--- start ---

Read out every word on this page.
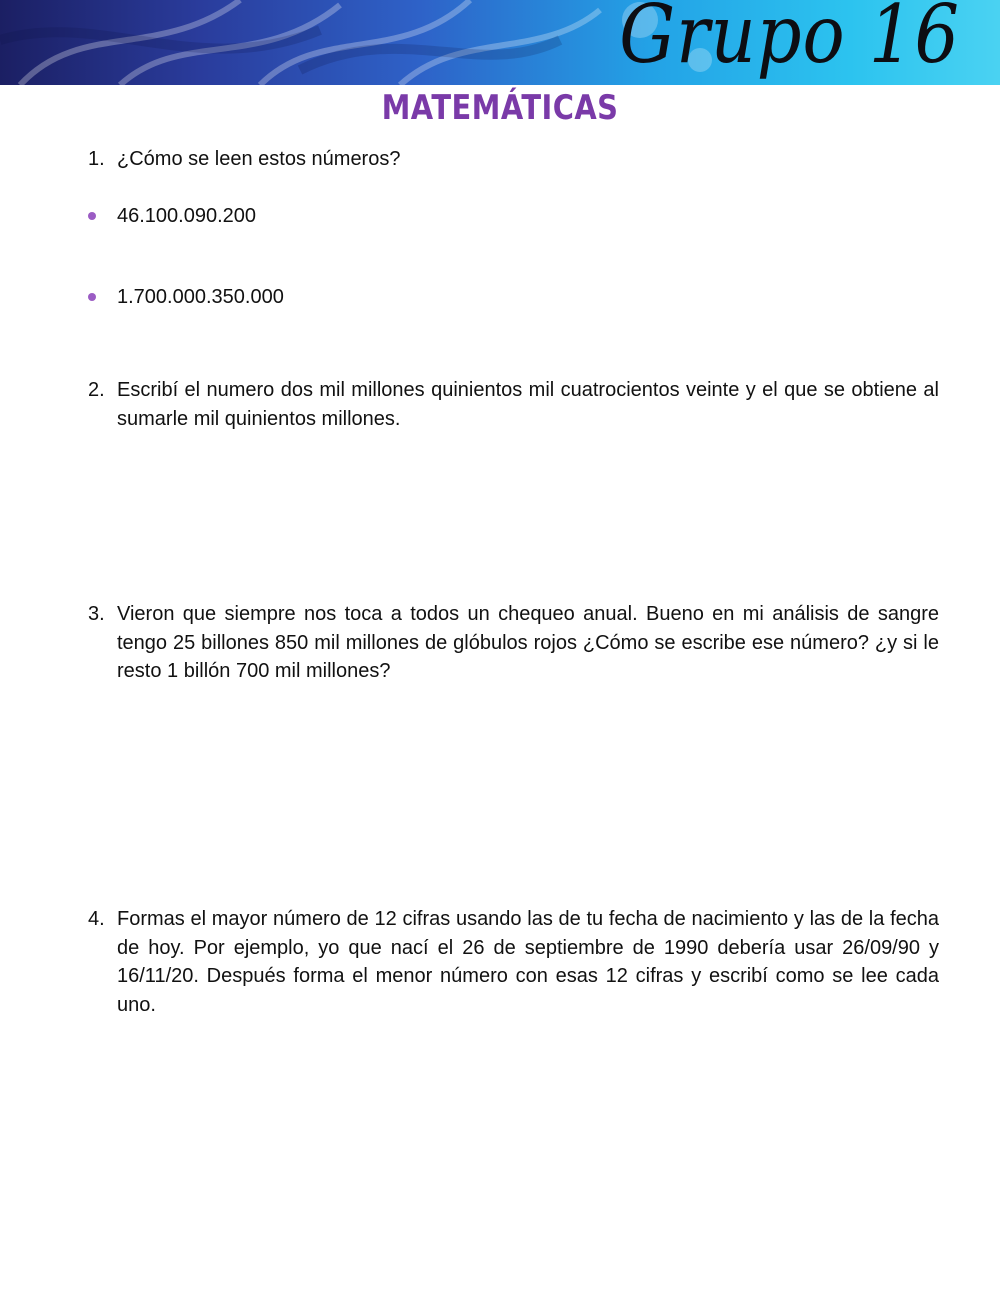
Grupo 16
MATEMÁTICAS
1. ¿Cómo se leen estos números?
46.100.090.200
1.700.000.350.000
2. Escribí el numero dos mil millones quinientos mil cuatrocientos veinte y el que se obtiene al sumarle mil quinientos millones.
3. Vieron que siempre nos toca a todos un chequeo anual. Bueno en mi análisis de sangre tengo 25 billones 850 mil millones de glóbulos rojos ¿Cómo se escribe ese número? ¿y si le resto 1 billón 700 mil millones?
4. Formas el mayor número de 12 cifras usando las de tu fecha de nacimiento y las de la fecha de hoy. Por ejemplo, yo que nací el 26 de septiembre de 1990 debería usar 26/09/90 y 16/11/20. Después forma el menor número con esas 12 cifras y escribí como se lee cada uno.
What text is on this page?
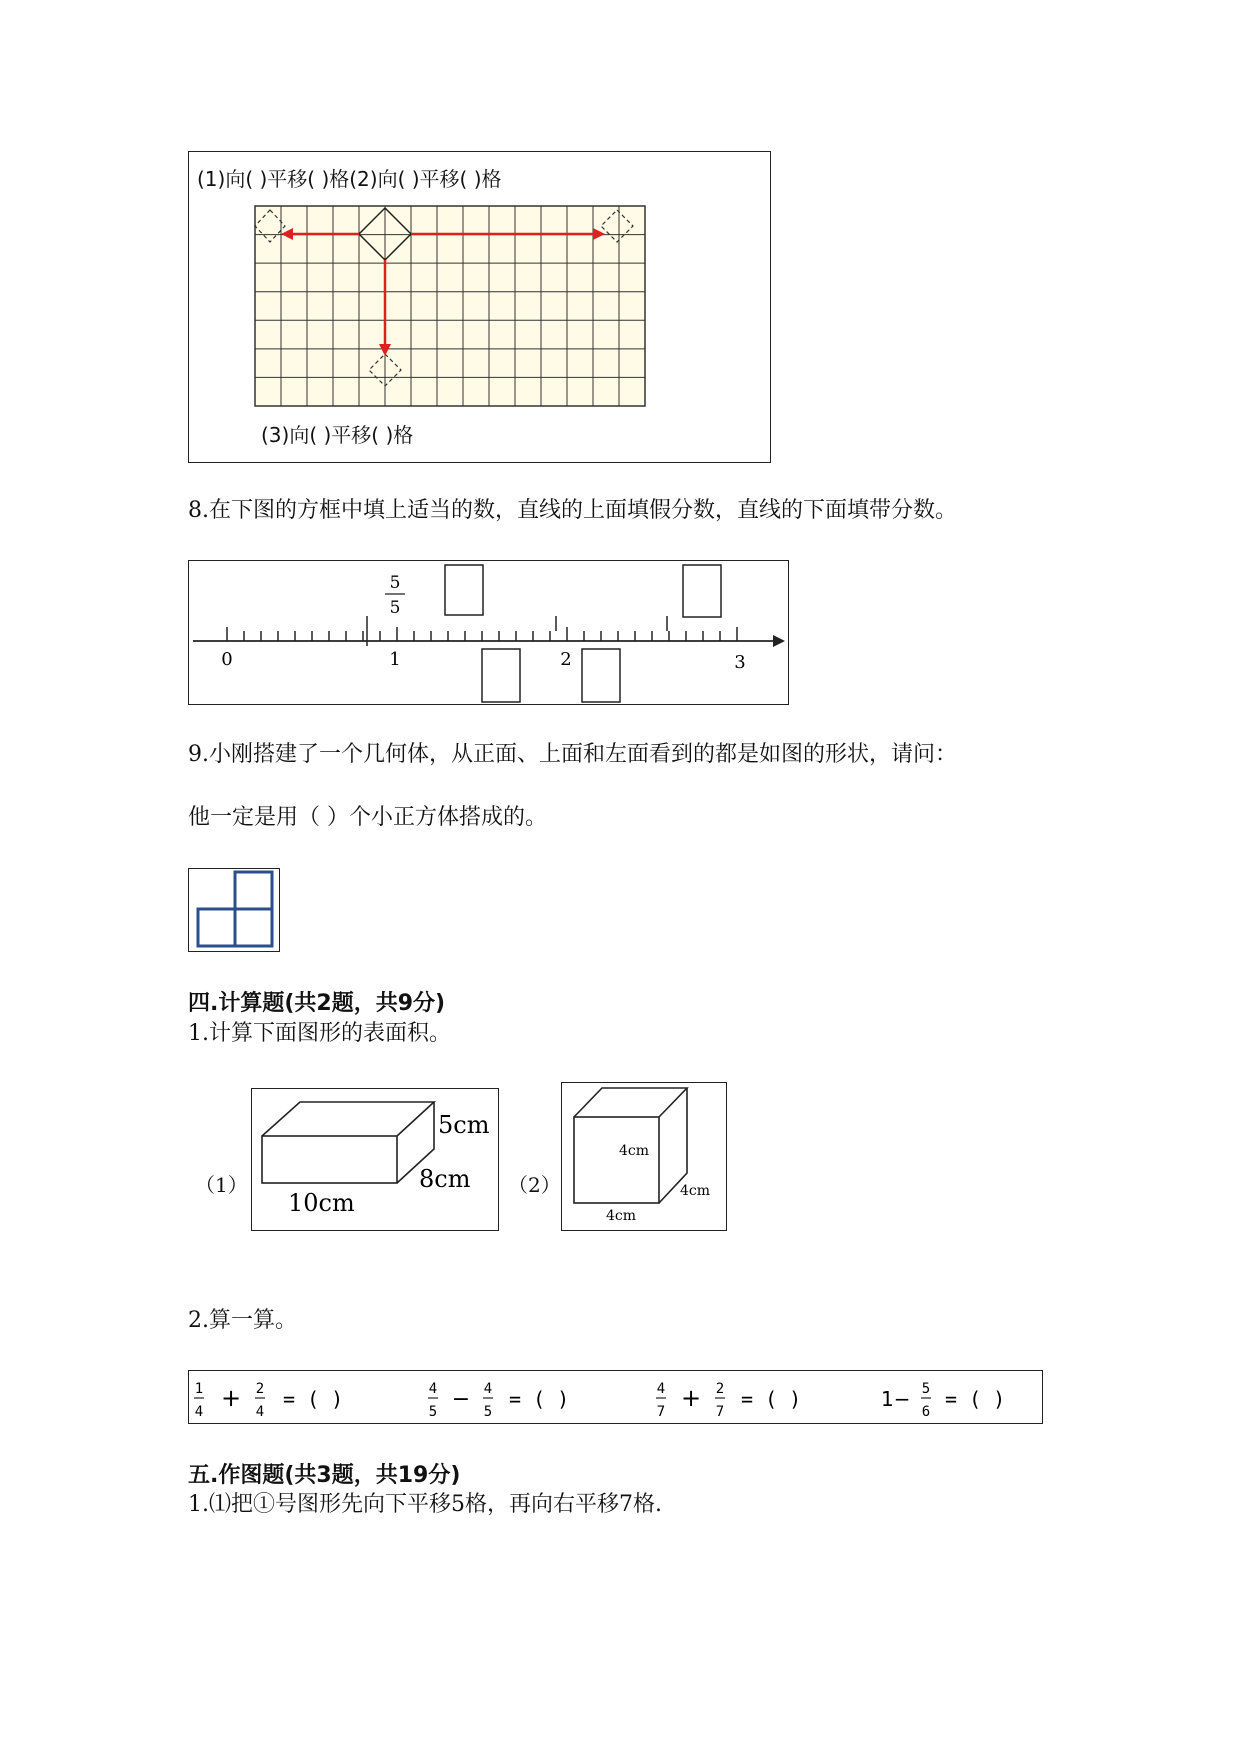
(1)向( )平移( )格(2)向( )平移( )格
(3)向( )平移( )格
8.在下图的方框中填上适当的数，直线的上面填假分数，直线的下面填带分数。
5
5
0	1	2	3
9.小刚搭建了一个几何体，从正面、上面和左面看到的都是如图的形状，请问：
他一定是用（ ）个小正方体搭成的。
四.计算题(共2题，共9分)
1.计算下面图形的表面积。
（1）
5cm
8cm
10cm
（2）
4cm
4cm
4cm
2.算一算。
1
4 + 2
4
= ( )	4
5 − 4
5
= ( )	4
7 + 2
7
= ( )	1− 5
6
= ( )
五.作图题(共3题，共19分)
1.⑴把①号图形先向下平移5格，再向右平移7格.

--- end ---

What to produce: Reproduce each line exactly, please, except for any pictures.

Reply to the exercise:
Read out every word on this page.
Grupo 16
MATEMÁTICAS
1. ¿Cómo se leen estos números?
46.100.090.200
1.700.000.350.000
2. Escribí el numero dos mil millones quinientos mil cuatrocientos veinte y el que se obtiene al sumarle mil quinientos millones.
3. Vieron que siempre nos toca a todos un chequeo anual. Bueno en mi análisis de sangre tengo 25 billones 850 mil millones de glóbulos rojos ¿Cómo se escribe ese número? ¿y si le resto 1 billón 700 mil millones?
4. Formas el mayor número de 12 cifras usando las de tu fecha de nacimiento y las de la fecha de hoy. Por ejemplo, yo que nací el 26 de septiembre de 1990 debería usar 26/09/90 y 16/11/20. Después forma el menor número con esas 12 cifras y escribí como se lee cada uno.
What text is on this page?
(1)向( )平移( )格(2)向( )平移( )格
(3)向( )平移( )格
8.在下图的方框中填上适当的数，直线的上面填假分数，直线的下面填带分数。
5
5
0	1	2	3
9.小刚搭建了一个几何体，从正面、上面和左面看到的都是如图的形状，请问：
他一定是用（ ）个小正方体搭成的。
四.计算题(共2题，共9分)
1.计算下面图形的表面积。
（1）
5cm
8cm
10cm
（2）
4cm
4cm
4cm
2.算一算。
1
4 + 2
4
= ( )	4
5 − 4
5
= ( )	4
7 + 2
7
= ( )	1− 5
6
= ( )
五.作图题(共3题，共19分)
1.⑴把①号图形先向下平移5格，再向右平移7格.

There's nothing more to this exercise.